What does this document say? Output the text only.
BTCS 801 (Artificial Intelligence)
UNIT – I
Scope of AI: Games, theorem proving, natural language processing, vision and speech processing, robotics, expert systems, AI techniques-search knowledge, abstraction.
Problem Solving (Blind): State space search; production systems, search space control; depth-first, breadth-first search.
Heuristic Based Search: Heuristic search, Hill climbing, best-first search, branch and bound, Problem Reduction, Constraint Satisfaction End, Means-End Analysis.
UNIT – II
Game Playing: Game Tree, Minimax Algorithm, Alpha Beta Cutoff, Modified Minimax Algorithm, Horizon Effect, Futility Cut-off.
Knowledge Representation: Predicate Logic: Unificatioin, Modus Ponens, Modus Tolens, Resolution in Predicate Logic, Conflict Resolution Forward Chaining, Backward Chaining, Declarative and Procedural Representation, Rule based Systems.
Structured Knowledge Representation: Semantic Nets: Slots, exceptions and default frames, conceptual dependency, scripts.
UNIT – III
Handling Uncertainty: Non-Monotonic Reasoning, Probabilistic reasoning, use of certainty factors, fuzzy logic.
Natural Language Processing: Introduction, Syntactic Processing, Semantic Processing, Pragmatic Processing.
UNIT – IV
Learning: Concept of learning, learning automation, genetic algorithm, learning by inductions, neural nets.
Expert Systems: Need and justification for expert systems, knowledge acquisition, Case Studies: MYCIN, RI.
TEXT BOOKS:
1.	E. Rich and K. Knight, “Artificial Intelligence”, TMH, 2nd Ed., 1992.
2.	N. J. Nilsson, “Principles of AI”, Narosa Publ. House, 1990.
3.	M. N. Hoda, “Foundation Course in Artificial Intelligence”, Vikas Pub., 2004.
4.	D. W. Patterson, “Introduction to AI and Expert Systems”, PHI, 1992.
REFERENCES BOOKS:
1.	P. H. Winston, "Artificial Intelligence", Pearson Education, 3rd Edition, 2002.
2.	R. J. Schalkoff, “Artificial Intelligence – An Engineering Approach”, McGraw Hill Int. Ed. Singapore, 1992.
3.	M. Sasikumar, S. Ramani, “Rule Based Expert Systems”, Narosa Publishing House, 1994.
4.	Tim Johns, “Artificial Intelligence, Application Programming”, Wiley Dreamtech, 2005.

────

TASK TO CARRY OUT: Extract the complete listing verbatim.

OUTPUT:
What does this document say? Output the text only.
BTCS 801 (Artificial Intelligence)
UNIT – I
Scope of AI: Games, theorem proving, natural language processing, vision and speech processing, robotics, expert systems, AI techniques-search knowledge, abstraction.
Problem Solving (Blind): State space search; production systems, search space control; depth-first, breadth-first search.
Heuristic Based Search: Heuristic search, Hill climbing, best-first search, branch and bound, Problem Reduction, Constraint Satisfaction End, Means-End Analysis.
UNIT – II
Game Playing: Game Tree, Minimax Algorithm, Alpha Beta Cutoff, Modified Minimax Algorithm, Horizon Effect, Futility Cut-off.
Knowledge Representation: Predicate Logic: Unificatioin, Modus Ponens, Modus Tolens, Resolution in Predicate Logic, Conflict Resolution Forward Chaining, Backward Chaining, Declarative and Procedural Representation, Rule based Systems.
Structured Knowledge Representation: Semantic Nets: Slots, exceptions and default frames, conceptual dependency, scripts.
UNIT – III
Handling Uncertainty: Non-Monotonic Reasoning, Probabilistic reasoning, use of certainty factors, fuzzy logic.
Natural Language Processing: Introduction, Syntactic Processing, Semantic Processing, Pragmatic Processing.
UNIT – IV
Learning: Concept of learning, learning automation, genetic algorithm, learning by inductions, neural nets.
Expert Systems: Need and justification for expert systems, knowledge acquisition, Case Studies: MYCIN, RI.
TEXT BOOKS:
1.	E. Rich and K. Knight, “Artificial Intelligence”, TMH, 2nd Ed., 1992.
2.	N. J. Nilsson, “Principles of AI”, Narosa Publ. House, 1990.
3.	M. N. Hoda, “Foundation Course in Artificial Intelligence”, Vikas Pub., 2004.
4.	D. W. Patterson, “Introduction to AI and Expert Systems”, PHI, 1992.
REFERENCES BOOKS:
1.	P. H. Winston, "Artificial Intelligence", Pearson Education, 3rd Edition, 2002.
2.	R. J. Schalkoff, “Artificial Intelligence – An Engineering Approach”, McGraw Hill Int. Ed. Singapore, 1992.
3.	M. Sasikumar, S. Ramani, “Rule Based Expert Systems”, Narosa Publishing House, 1994.
4.	Tim Johns, “Artificial Intelligence, Application Programming”, Wiley Dreamtech, 2005.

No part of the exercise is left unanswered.